Extract:
Sexual harassment in Egypt: A crisis searching for a cure

Special Sexual harassment in Egypt: A crisis searching for a cure
Egyptian policewomen, part of a new anti-harassment force patrol in Cairo, are shown in this 2018 file photo. (AP File photo)
Short Url
Updated 04 July 2020

Sexual harassment in Egypt: A crisis searching for a cure

Sexual harassment in Egypt: A crisis searching for a cure
  • Cairo ranked worst for women’s safety, after New Delhi, Karachi and Kinshasa in a Reuters study in 2017 of 19 major cities with over 10 million people

CAIRO: Recent reports of sexual harassment in Egypt have placed the issue under an intense spotlight, following news of a 22-year-old man who harassed more than 100 female university students and allegedly raped some of them.

Egypt has long struggled to combat the problem, with several high-profile cases bringing it to the fore.

According to research on sexual violence against women by the Thomson Reuters Foundation in 2017, Cairo ranked worst for women’s safety, after New Delhi, Karachi and Kinshasa. The list included 19 major cities with over 10 million people.

Since the 2011 revolution which ushered in a new government, women in the capital are often subjected to harassment on a daily basis. There is a lack of public order in Egypt’s streets, and a subtle acceptance of sexual and verbal abuse of women, especially during holidays and public gatherings.

However, during the past three years, the number of sexual harassment incidents declined after the introduction of a 2014 law designed to deter harassers. Despite this, a video earlier this year showcasing sexual harassment caused uproar on social media.

The video showed dozens of young men verbally and physically harassing a 22-year-old woman on Al-Gomhoria Street in Mansoura. After she screamed, a number of young men rushed to protect her, pushed her into a car and fled the scene.

The incident shocked social media users. The Ministry of Interior later announced it had arrested seven men who allegedly took part in the attack.

The victim of the assault said: “I was walking down the street and was shocked to see men taking out their mobile phones to photograph me and my friend. I continued walking quickly and entered a nearby store to call my family. I found the men gathering in front of the shop.”

Provided records:
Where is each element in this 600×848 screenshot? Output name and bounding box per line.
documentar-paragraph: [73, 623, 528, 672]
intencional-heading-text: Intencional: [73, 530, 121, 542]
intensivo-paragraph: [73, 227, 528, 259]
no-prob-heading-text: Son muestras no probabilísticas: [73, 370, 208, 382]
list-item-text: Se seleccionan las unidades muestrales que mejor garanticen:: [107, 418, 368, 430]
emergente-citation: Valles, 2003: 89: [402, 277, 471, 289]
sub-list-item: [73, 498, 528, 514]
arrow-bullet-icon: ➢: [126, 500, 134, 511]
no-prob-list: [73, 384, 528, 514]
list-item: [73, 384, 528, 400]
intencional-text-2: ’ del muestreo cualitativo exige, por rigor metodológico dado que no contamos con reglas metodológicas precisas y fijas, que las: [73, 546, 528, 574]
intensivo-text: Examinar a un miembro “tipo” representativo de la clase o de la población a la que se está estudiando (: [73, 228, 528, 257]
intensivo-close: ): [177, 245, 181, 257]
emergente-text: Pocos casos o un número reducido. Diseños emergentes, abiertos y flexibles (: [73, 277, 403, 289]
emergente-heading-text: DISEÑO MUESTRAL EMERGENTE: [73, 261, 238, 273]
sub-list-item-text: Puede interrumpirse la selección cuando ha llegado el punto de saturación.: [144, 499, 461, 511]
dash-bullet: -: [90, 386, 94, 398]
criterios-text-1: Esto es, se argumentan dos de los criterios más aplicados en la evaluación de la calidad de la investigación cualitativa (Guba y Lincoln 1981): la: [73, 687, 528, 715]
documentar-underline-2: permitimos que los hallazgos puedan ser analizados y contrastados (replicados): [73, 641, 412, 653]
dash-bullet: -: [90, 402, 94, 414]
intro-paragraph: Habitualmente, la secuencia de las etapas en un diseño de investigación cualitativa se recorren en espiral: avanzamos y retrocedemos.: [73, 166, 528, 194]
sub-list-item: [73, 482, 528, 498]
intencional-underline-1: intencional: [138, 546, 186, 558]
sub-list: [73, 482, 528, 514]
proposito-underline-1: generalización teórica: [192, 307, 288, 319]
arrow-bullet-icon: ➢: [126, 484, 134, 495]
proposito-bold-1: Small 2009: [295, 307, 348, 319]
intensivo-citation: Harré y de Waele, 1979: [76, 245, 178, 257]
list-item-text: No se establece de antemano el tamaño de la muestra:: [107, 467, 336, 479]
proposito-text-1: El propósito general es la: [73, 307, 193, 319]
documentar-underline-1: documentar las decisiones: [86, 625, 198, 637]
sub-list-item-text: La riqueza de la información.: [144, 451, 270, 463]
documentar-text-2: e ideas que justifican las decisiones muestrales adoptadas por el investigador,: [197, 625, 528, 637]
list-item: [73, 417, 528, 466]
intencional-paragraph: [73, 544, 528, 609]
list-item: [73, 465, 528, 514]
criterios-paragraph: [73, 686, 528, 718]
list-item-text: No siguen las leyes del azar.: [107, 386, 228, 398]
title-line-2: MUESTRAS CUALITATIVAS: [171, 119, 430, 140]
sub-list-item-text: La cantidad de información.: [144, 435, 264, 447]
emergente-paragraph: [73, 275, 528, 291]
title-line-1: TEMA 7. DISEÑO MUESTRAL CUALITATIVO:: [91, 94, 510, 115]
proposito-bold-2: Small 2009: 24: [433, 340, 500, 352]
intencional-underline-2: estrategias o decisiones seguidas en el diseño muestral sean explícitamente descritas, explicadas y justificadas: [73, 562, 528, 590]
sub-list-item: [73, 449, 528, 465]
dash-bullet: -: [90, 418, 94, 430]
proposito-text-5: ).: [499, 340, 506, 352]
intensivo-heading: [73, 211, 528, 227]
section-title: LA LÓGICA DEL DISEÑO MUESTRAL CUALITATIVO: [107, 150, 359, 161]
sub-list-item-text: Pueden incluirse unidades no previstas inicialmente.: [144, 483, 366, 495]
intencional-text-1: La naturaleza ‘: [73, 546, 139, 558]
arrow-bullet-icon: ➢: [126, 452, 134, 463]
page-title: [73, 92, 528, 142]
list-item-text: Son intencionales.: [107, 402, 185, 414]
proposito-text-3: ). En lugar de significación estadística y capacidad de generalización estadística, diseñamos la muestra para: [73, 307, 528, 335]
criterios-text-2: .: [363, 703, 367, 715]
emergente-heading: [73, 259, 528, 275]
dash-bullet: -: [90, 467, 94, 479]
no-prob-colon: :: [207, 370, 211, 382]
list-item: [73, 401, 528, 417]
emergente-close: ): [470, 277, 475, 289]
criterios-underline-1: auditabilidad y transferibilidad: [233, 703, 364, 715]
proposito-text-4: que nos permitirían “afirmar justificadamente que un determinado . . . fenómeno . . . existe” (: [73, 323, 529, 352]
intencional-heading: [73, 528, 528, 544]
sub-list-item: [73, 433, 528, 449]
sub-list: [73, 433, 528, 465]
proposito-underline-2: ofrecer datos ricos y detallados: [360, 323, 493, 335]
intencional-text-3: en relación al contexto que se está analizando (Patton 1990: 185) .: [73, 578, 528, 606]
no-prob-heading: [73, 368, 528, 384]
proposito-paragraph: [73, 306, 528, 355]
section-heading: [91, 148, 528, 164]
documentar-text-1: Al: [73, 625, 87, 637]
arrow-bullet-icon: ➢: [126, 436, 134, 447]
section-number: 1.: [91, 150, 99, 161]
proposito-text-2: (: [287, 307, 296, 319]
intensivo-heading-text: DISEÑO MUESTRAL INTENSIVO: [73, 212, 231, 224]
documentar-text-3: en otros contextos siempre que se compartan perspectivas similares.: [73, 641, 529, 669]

Directions:
1/ Print the stretch of the article on sexual harassment in Egypt from "According to research" through "10 million people.".
2/ Sum up the article on sexual harassment in Egypt in two sentences.
3/ Go on with the article on sexual harassment in Egypt from the point where it ends.

Answers by item number:
1/
According to research on sexual violence against women by the Thomson Reuters Foundation in 2017, Cairo ranked worst for women’s safety, after New Delhi, Karachi and Kinshasa. The list included 19 major cities with over 10 million people.

2/ Sexual harassment in Egypt has come under intense scrutiny after reports of a 22-year-old man who harassed more than 100 female university students, and women in Cairo have often faced harassment daily since the 2011 revolution. Incidents declined after a 2014 law, but a video this year of dozens of young men harassing a woman in Mansoura caused uproar, and the Ministry of Interior arrested seven men who allegedly took part.

3/
She said that the owner of the store forced her out. When she left, the men surrounded her, held her hands and ripped off her clothes. The men got into a shouting match with onlookers. A young man came to the rescue in his car to save her from the attackers.

“I arrived home unable to speak. I was afraid and did not know how to react until I found the videos on Facebook,” she said.

According to Egyptian lawyer Abdel-Hamid Rahim, a recent law to discourage sexual harassment on the streets stipulates imprisonment for one year and a fine ranging from 5,000 Egyptian pounds ($308) to 10,000 Egyptian pounds, with the possibility of an increased penalty if the harasser is a major culprit or took part in group harassment using a weapon. In such cases the penalty could include a prison sentence of five years and a fine of 50,000 Egyptian pounds.

Some say the increase in harassment can be traced back to an absence of religion among youth. On Friday, the Egyptian Dar Al-Iftaa, an Islamic advisory body, described sexual harassment as a crime and a major sin.

Samia Qadri, a professor of sociology at Ain Shams University, said that society is “heading in the wrong direction” in dealing with the issue. She said many people blame young women for sexual harassment because of the way they dress.

“We already have laws to fight this phenomenon, but we do not deal with it strictly. These laws need to be activated and applied more widely, in the sense that they do not allow anyone to escape from punishment. Moving forward in applying them strictly will decrease the frequency of this issue,” Qadri said.

The most notorious harassment incident in Egypt took place in the 1990s when a disabled girl was assaulted in Al-Ataba Square, causing a huge public outcry.